-- Provided material --
________________

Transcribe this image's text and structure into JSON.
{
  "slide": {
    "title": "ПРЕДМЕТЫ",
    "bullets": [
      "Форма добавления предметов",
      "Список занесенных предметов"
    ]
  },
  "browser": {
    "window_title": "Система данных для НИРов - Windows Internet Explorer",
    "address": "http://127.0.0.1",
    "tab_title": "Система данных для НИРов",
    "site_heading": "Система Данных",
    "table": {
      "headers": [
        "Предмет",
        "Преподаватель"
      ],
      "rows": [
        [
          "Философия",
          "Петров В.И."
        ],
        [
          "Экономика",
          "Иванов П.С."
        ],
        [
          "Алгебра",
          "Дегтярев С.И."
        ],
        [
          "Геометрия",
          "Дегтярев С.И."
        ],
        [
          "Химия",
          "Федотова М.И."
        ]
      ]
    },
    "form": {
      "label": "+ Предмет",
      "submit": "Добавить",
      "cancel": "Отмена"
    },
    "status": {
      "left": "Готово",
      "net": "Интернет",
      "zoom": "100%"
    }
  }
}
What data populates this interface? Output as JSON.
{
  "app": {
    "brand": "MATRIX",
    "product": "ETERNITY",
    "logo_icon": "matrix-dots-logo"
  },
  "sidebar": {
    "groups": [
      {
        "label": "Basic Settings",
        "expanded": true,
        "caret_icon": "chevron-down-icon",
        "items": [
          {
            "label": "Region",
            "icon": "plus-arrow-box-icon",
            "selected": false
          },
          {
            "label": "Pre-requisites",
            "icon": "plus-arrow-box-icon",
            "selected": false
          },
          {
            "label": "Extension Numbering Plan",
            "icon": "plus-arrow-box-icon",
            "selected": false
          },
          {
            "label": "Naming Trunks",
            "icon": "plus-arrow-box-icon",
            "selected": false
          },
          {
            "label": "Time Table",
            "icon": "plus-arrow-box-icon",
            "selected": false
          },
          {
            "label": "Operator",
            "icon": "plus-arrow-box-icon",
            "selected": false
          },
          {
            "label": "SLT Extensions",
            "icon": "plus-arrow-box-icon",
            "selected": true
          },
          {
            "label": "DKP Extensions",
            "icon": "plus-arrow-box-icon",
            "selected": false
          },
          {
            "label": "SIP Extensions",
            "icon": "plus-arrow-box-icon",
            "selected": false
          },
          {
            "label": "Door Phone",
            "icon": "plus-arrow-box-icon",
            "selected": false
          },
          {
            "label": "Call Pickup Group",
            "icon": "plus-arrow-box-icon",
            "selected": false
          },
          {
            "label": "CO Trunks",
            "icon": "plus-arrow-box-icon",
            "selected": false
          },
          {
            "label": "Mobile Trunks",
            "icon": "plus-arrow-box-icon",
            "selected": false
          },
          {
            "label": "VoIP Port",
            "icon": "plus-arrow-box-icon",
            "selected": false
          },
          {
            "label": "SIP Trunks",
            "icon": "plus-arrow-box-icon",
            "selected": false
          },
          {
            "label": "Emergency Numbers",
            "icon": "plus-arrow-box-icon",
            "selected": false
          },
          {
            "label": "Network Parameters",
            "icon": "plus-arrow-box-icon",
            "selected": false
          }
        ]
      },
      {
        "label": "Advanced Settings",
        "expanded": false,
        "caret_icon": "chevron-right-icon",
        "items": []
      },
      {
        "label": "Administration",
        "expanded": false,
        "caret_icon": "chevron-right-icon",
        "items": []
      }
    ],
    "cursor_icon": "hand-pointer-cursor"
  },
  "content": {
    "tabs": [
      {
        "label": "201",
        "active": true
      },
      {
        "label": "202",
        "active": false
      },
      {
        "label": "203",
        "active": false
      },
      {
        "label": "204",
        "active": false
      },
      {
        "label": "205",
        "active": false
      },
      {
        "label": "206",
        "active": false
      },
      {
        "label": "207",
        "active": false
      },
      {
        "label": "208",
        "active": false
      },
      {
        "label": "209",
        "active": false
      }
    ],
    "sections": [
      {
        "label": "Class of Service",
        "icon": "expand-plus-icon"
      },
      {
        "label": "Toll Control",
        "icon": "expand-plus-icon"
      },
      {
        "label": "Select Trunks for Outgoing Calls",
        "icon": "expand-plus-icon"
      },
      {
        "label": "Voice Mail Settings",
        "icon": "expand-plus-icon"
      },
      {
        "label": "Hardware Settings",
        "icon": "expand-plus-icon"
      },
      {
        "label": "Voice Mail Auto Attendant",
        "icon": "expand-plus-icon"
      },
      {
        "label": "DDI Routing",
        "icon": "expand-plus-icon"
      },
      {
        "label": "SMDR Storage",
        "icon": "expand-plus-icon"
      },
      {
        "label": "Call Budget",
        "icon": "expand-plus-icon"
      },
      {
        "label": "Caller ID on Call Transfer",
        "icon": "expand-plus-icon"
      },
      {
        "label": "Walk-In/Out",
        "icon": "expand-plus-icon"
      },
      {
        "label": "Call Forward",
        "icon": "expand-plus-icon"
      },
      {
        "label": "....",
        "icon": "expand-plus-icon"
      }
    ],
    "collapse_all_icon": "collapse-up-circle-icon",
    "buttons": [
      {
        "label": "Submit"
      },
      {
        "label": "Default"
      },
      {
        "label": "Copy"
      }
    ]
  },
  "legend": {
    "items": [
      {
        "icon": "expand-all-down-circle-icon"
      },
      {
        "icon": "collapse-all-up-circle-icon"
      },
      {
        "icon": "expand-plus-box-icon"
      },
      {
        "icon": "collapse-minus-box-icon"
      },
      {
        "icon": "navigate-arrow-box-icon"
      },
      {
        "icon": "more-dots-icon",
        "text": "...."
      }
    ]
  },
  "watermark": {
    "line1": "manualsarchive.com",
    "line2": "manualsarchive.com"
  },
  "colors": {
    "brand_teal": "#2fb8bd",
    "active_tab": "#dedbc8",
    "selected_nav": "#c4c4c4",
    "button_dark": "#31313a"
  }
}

________________

Return each entry from above without altering a single character.

Transcribe this image's text and structure into JSON.
{
  "slide": {
    "title": "ПРЕДМЕТЫ",
    "bullets": [
      "Форма добавления предметов",
      "Список занесенных предметов"
    ]
  },
  "browser": {
    "window_title": "Система данных для НИРов - Windows Internet Explorer",
    "address": "http://127.0.0.1",
    "tab_title": "Система данных для НИРов",
    "site_heading": "Система Данных",
    "table": {
      "headers": [
        "Предмет",
        "Преподаватель"
      ],
      "rows": [
        [
          "Философия",
          "Петров В.И."
        ],
        [
          "Экономика",
          "Иванов П.С."
        ],
        [
          "Алгебра",
          "Дегтярев С.И."
        ],
        [
          "Геометрия",
          "Дегтярев С.И."
        ],
        [
          "Химия",
          "Федотова М.И."
        ]
      ]
    },
    "form": {
      "label": "+ Предмет",
      "submit": "Добавить",
      "cancel": "Отмена"
    },
    "status": {
      "left": "Готово",
      "net": "Интернет",
      "zoom": "100%"
    }
  }
}
What data populates this interface? Output as JSON.
{
  "app": {
    "brand": "MATRIX",
    "product": "ETERNITY",
    "logo_icon": "matrix-dots-logo"
  },
  "sidebar": {
    "groups": [
      {
        "label": "Basic Settings",
        "expanded": true,
        "caret_icon": "chevron-down-icon",
        "items": [
          {
            "label": "Region",
            "icon": "plus-arrow-box-icon",
            "selected": false
          },
          {
            "label": "Pre-requisites",
            "icon": "plus-arrow-box-icon",
            "selected": false
          },
          {
            "label": "Extension Numbering Plan",
            "icon": "plus-arrow-box-icon",
            "selected": false
          },
          {
            "label": "Naming Trunks",
            "icon": "plus-arrow-box-icon",
            "selected": false
          },
          {
            "label": "Time Table",
            "icon": "plus-arrow-box-icon",
            "selected": false
          },
          {
            "label": "Operator",
            "icon": "plus-arrow-box-icon",
            "selected": false
          },
          {
            "label": "SLT Extensions",
            "icon": "plus-arrow-box-icon",
            "selected": true
          },
          {
            "label": "DKP Extensions",
            "icon": "plus-arrow-box-icon",
            "selected": false
          },
          {
            "label": "SIP Extensions",
            "icon": "plus-arrow-box-icon",
            "selected": false
          },
          {
            "label": "Door Phone",
            "icon": "plus-arrow-box-icon",
            "selected": false
          },
          {
            "label": "Call Pickup Group",
            "icon": "plus-arrow-box-icon",
            "selected": false
          },
          {
            "label": "CO Trunks",
            "icon": "plus-arrow-box-icon",
            "selected": false
          },
          {
            "label": "Mobile Trunks",
            "icon": "plus-arrow-box-icon",
            "selected": false
          },
          {
            "label": "VoIP Port",
            "icon": "plus-arrow-box-icon",
            "selected": false
          },
          {
            "label": "SIP Trunks",
            "icon": "plus-arrow-box-icon",
            "selected": false
          },
          {
            "label": "Emergency Numbers",
            "icon": "plus-arrow-box-icon",
            "selected": false
          },
          {
            "label": "Network Parameters",
            "icon": "plus-arrow-box-icon",
            "selected": false
          }
        ]
      },
      {
        "label": "Advanced Settings",
        "expanded": false,
        "caret_icon": "chevron-right-icon",
        "items": []
      },
      {
        "label": "Administration",
        "expanded": false,
        "caret_icon": "chevron-right-icon",
        "items": []
      }
    ],
    "cursor_icon": "hand-pointer-cursor"
  },
  "content": {
    "tabs": [
      {
        "label": "201",
        "active": true
      },
      {
        "label": "202",
        "active": false
      },
      {
        "label": "203",
        "active": false
      },
      {
        "label": "204",
        "active": false
      },
      {
        "label": "205",
        "active": false
      },
      {
        "label": "206",
        "active": false
      },
      {
        "label": "207",
        "active": false
      },
      {
        "label": "208",
        "active": false
      },
      {
        "label": "209",
        "active": false
      }
    ],
    "sections": [
      {
        "label": "Class of Service",
        "icon": "expand-plus-icon"
      },
      {
        "label": "Toll Control",
        "icon": "expand-plus-icon"
      },
      {
        "label": "Select Trunks for Outgoing Calls",
        "icon": "expand-plus-icon"
      },
      {
        "label": "Voice Mail Settings",
        "icon": "expand-plus-icon"
      },
      {
        "label": "Hardware Settings",
        "icon": "expand-plus-icon"
      },
      {
        "label": "Voice Mail Auto Attendant",
        "icon": "expand-plus-icon"
      },
      {
        "label": "DDI Routing",
        "icon": "expand-plus-icon"
      },
      {
        "label": "SMDR Storage",
        "icon": "expand-plus-icon"
      },
      {
        "label": "Call Budget",
        "icon": "expand-plus-icon"
      },
      {
        "label": "Caller ID on Call Transfer",
        "icon": "expand-plus-icon"
      },
      {
        "label": "Walk-In/Out",
        "icon": "expand-plus-icon"
      },
      {
        "label": "Call Forward",
        "icon": "expand-plus-icon"
      },
      {
        "label": "....",
        "icon": "expand-plus-icon"
      }
    ],
    "collapse_all_icon": "collapse-up-circle-icon",
    "buttons": [
      {
        "label": "Submit"
      },
      {
        "label": "Default"
      },
      {
        "label": "Copy"
      }
    ]
  },
  "legend": {
    "items": [
      {
        "icon": "expand-all-down-circle-icon"
      },
      {
        "icon": "collapse-all-up-circle-icon"
      },
      {
        "icon": "expand-plus-box-icon"
      },
      {
        "icon": "collapse-minus-box-icon"
      },
      {
        "icon": "navigate-arrow-box-icon"
      },
      {
        "icon": "more-dots-icon",
        "text": "...."
      }
    ]
  },
  "watermark": {
    "line1": "manualsarchive.com",
    "line2": "manualsarchive.com"
  },
  "colors": {
    "brand_teal": "#2fb8bd",
    "active_tab": "#dedbc8",
    "selected_nav": "#c4c4c4",
    "button_dark": "#31313a"
  }
}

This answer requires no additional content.